■ **Data items**

———

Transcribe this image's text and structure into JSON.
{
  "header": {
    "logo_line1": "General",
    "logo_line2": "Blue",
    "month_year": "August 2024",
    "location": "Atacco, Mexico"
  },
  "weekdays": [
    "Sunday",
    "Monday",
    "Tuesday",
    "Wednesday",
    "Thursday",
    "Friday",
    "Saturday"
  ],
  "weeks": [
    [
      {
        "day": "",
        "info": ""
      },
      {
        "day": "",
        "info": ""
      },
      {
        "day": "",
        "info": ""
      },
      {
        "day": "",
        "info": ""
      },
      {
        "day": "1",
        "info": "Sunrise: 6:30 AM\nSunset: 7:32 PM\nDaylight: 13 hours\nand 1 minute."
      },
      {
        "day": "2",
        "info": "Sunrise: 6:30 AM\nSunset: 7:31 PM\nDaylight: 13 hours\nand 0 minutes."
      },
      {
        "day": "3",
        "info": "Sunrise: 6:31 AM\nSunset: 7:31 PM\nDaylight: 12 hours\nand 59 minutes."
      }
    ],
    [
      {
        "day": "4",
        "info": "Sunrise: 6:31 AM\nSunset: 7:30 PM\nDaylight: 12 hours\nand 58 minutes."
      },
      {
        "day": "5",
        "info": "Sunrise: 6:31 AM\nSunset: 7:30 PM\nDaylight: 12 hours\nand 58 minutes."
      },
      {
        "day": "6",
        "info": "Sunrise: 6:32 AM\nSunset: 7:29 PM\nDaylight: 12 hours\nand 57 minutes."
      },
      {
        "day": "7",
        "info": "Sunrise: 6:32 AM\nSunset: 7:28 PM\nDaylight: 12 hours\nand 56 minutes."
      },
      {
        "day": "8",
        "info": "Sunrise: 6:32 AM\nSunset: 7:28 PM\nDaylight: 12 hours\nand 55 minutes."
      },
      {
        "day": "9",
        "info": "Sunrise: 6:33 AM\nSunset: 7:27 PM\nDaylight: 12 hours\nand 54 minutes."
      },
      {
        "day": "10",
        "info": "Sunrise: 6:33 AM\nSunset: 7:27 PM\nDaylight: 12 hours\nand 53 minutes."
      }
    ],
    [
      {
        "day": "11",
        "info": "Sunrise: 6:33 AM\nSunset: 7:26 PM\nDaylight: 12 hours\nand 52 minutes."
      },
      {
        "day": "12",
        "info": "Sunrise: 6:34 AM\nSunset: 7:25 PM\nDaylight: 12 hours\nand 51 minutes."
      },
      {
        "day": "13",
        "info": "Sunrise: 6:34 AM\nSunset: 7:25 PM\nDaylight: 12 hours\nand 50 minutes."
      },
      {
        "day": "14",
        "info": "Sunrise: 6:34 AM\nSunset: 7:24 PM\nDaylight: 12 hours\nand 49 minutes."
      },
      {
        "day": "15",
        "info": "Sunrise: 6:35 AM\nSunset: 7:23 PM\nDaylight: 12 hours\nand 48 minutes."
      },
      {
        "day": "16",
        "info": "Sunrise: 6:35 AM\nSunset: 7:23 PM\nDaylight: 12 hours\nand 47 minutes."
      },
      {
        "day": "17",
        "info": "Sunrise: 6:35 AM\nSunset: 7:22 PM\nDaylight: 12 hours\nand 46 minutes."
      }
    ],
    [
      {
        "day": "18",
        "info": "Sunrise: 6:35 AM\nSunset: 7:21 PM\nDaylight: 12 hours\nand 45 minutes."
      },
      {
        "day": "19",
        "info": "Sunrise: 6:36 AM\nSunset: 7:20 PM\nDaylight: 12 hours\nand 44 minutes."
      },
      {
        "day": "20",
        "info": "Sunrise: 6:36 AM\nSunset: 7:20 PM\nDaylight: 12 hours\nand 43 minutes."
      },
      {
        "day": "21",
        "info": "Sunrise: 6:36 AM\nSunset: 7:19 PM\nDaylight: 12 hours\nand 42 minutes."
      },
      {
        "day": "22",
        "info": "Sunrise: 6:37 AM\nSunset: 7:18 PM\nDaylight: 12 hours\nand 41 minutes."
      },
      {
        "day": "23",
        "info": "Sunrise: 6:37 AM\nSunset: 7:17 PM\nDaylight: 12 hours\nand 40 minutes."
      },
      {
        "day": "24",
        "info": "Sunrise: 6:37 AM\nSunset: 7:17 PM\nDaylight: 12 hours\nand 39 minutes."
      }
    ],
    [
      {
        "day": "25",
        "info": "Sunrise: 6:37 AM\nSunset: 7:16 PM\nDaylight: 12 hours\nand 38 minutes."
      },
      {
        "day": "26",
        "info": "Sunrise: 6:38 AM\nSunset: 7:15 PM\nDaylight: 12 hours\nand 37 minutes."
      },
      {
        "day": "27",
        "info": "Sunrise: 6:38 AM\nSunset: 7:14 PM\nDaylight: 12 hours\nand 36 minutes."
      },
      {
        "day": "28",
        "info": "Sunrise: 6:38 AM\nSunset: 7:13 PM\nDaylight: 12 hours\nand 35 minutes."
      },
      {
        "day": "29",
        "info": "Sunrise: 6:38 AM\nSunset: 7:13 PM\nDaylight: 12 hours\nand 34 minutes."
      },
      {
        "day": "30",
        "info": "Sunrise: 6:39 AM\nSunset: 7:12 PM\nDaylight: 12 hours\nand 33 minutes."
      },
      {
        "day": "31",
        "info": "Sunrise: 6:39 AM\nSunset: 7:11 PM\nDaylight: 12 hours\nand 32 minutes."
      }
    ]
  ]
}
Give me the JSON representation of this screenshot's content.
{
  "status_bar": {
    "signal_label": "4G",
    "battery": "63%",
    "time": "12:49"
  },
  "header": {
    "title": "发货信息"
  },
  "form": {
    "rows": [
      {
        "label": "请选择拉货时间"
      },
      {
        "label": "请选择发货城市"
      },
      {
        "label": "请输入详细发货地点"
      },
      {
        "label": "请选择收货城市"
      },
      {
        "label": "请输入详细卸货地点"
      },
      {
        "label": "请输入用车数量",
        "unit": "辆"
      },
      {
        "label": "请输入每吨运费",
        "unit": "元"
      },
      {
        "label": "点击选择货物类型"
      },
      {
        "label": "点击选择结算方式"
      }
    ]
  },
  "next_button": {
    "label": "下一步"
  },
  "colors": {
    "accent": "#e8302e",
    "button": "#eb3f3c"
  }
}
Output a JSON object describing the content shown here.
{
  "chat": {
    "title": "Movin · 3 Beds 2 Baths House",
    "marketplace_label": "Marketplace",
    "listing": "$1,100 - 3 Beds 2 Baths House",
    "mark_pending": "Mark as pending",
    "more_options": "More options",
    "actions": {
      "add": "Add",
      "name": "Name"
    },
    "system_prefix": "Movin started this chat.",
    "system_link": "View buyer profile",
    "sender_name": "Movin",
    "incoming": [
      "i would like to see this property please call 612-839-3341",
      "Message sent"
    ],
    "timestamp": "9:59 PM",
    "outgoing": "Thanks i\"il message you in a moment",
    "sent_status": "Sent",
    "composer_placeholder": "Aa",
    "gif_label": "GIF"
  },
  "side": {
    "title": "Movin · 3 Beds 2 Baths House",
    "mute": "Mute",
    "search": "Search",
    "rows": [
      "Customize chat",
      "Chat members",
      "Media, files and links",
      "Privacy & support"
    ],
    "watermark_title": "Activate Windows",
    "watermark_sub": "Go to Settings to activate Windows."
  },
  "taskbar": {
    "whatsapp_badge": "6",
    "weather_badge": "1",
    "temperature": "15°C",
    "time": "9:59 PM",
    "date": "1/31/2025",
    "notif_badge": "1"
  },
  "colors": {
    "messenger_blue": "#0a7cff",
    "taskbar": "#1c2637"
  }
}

———

■ **Problem statement**
Word for word, restate all of the data shown above.

■ **Exercise answer**
Transcribe this image's text and structure into JSON.
{
  "header": {
    "logo_line1": "General",
    "logo_line2": "Blue",
    "month_year": "August 2024",
    "location": "Atacco, Mexico"
  },
  "weekdays": [
    "Sunday",
    "Monday",
    "Tuesday",
    "Wednesday",
    "Thursday",
    "Friday",
    "Saturday"
  ],
  "weeks": [
    [
      {
        "day": "",
        "info": ""
      },
      {
        "day": "",
        "info": ""
      },
      {
        "day": "",
        "info": ""
      },
      {
        "day": "",
        "info": ""
      },
      {
        "day": "1",
        "info": "Sunrise: 6:30 AM\nSunset: 7:32 PM\nDaylight: 13 hours\nand 1 minute."
      },
      {
        "day": "2",
        "info": "Sunrise: 6:30 AM\nSunset: 7:31 PM\nDaylight: 13 hours\nand 0 minutes."
      },
      {
        "day": "3",
        "info": "Sunrise: 6:31 AM\nSunset: 7:31 PM\nDaylight: 12 hours\nand 59 minutes."
      }
    ],
    [
      {
        "day": "4",
        "info": "Sunrise: 6:31 AM\nSunset: 7:30 PM\nDaylight: 12 hours\nand 58 minutes."
      },
      {
        "day": "5",
        "info": "Sunrise: 6:31 AM\nSunset: 7:30 PM\nDaylight: 12 hours\nand 58 minutes."
      },
      {
        "day": "6",
        "info": "Sunrise: 6:32 AM\nSunset: 7:29 PM\nDaylight: 12 hours\nand 57 minutes."
      },
      {
        "day": "7",
        "info": "Sunrise: 6:32 AM\nSunset: 7:28 PM\nDaylight: 12 hours\nand 56 minutes."
      },
      {
        "day": "8",
        "info": "Sunrise: 6:32 AM\nSunset: 7:28 PM\nDaylight: 12 hours\nand 55 minutes."
      },
      {
        "day": "9",
        "info": "Sunrise: 6:33 AM\nSunset: 7:27 PM\nDaylight: 12 hours\nand 54 minutes."
      },
      {
        "day": "10",
        "info": "Sunrise: 6:33 AM\nSunset: 7:27 PM\nDaylight: 12 hours\nand 53 minutes."
      }
    ],
    [
      {
        "day": "11",
        "info": "Sunrise: 6:33 AM\nSunset: 7:26 PM\nDaylight: 12 hours\nand 52 minutes."
      },
      {
        "day": "12",
        "info": "Sunrise: 6:34 AM\nSunset: 7:25 PM\nDaylight: 12 hours\nand 51 minutes."
      },
      {
        "day": "13",
        "info": "Sunrise: 6:34 AM\nSunset: 7:25 PM\nDaylight: 12 hours\nand 50 minutes."
      },
      {
        "day": "14",
        "info": "Sunrise: 6:34 AM\nSunset: 7:24 PM\nDaylight: 12 hours\nand 49 minutes."
      },
      {
        "day": "15",
        "info": "Sunrise: 6:35 AM\nSunset: 7:23 PM\nDaylight: 12 hours\nand 48 minutes."
      },
      {
        "day": "16",
        "info": "Sunrise: 6:35 AM\nSunset: 7:23 PM\nDaylight: 12 hours\nand 47 minutes."
      },
      {
        "day": "17",
        "info": "Sunrise: 6:35 AM\nSunset: 7:22 PM\nDaylight: 12 hours\nand 46 minutes."
      }
    ],
    [
      {
        "day": "18",
        "info": "Sunrise: 6:35 AM\nSunset: 7:21 PM\nDaylight: 12 hours\nand 45 minutes."
      },
      {
        "day": "19",
        "info": "Sunrise: 6:36 AM\nSunset: 7:20 PM\nDaylight: 12 hours\nand 44 minutes."
      },
      {
        "day": "20",
        "info": "Sunrise: 6:36 AM\nSunset: 7:20 PM\nDaylight: 12 hours\nand 43 minutes."
      },
      {
        "day": "21",
        "info": "Sunrise: 6:36 AM\nSunset: 7:19 PM\nDaylight: 12 hours\nand 42 minutes."
      },
      {
        "day": "22",
        "info": "Sunrise: 6:37 AM\nSunset: 7:18 PM\nDaylight: 12 hours\nand 41 minutes."
      },
      {
        "day": "23",
        "info": "Sunrise: 6:37 AM\nSunset: 7:17 PM\nDaylight: 12 hours\nand 40 minutes."
      },
      {
        "day": "24",
        "info": "Sunrise: 6:37 AM\nSunset: 7:17 PM\nDaylight: 12 hours\nand 39 minutes."
      }
    ],
    [
      {
        "day": "25",
        "info": "Sunrise: 6:37 AM\nSunset: 7:16 PM\nDaylight: 12 hours\nand 38 minutes."
      },
      {
        "day": "26",
        "info": "Sunrise: 6:38 AM\nSunset: 7:15 PM\nDaylight: 12 hours\nand 37 minutes."
      },
      {
        "day": "27",
        "info": "Sunrise: 6:38 AM\nSunset: 7:14 PM\nDaylight: 12 hours\nand 36 minutes."
      },
      {
        "day": "28",
        "info": "Sunrise: 6:38 AM\nSunset: 7:13 PM\nDaylight: 12 hours\nand 35 minutes."
      },
      {
        "day": "29",
        "info": "Sunrise: 6:38 AM\nSunset: 7:13 PM\nDaylight: 12 hours\nand 34 minutes."
      },
      {
        "day": "30",
        "info": "Sunrise: 6:39 AM\nSunset: 7:12 PM\nDaylight: 12 hours\nand 33 minutes."
      },
      {
        "day": "31",
        "info": "Sunrise: 6:39 AM\nSunset: 7:11 PM\nDaylight: 12 hours\nand 32 minutes."
      }
    ]
  ]
}
Give me the JSON representation of this screenshot's content.
{
  "status_bar": {
    "signal_label": "4G",
    "battery": "63%",
    "time": "12:49"
  },
  "header": {
    "title": "发货信息"
  },
  "form": {
    "rows": [
      {
        "label": "请选择拉货时间"
      },
      {
        "label": "请选择发货城市"
      },
      {
        "label": "请输入详细发货地点"
      },
      {
        "label": "请选择收货城市"
      },
      {
        "label": "请输入详细卸货地点"
      },
      {
        "label": "请输入用车数量",
        "unit": "辆"
      },
      {
        "label": "请输入每吨运费",
        "unit": "元"
      },
      {
        "label": "点击选择货物类型"
      },
      {
        "label": "点击选择结算方式"
      }
    ]
  },
  "next_button": {
    "label": "下一步"
  },
  "colors": {
    "accent": "#e8302e",
    "button": "#eb3f3c"
  }
}
Output a JSON object describing the content shown here.
{
  "chat": {
    "title": "Movin · 3 Beds 2 Baths House",
    "marketplace_label": "Marketplace",
    "listing": "$1,100 - 3 Beds 2 Baths House",
    "mark_pending": "Mark as pending",
    "more_options": "More options",
    "actions": {
      "add": "Add",
      "name": "Name"
    },
    "system_prefix": "Movin started this chat.",
    "system_link": "View buyer profile",
    "sender_name": "Movin",
    "incoming": [
      "i would like to see this property please call 612-839-3341",
      "Message sent"
    ],
    "timestamp": "9:59 PM",
    "outgoing": "Thanks i\"il message you in a moment",
    "sent_status": "Sent",
    "composer_placeholder": "Aa",
    "gif_label": "GIF"
  },
  "side": {
    "title": "Movin · 3 Beds 2 Baths House",
    "mute": "Mute",
    "search": "Search",
    "rows": [
      "Customize chat",
      "Chat members",
      "Media, files and links",
      "Privacy & support"
    ],
    "watermark_title": "Activate Windows",
    "watermark_sub": "Go to Settings to activate Windows."
  },
  "taskbar": {
    "whatsapp_badge": "6",
    "weather_badge": "1",
    "temperature": "15°C",
    "time": "9:59 PM",
    "date": "1/31/2025",
    "notif_badge": "1"
  },
  "colors": {
    "messenger_blue": "#0a7cff",
    "taskbar": "#1c2637"
  }
}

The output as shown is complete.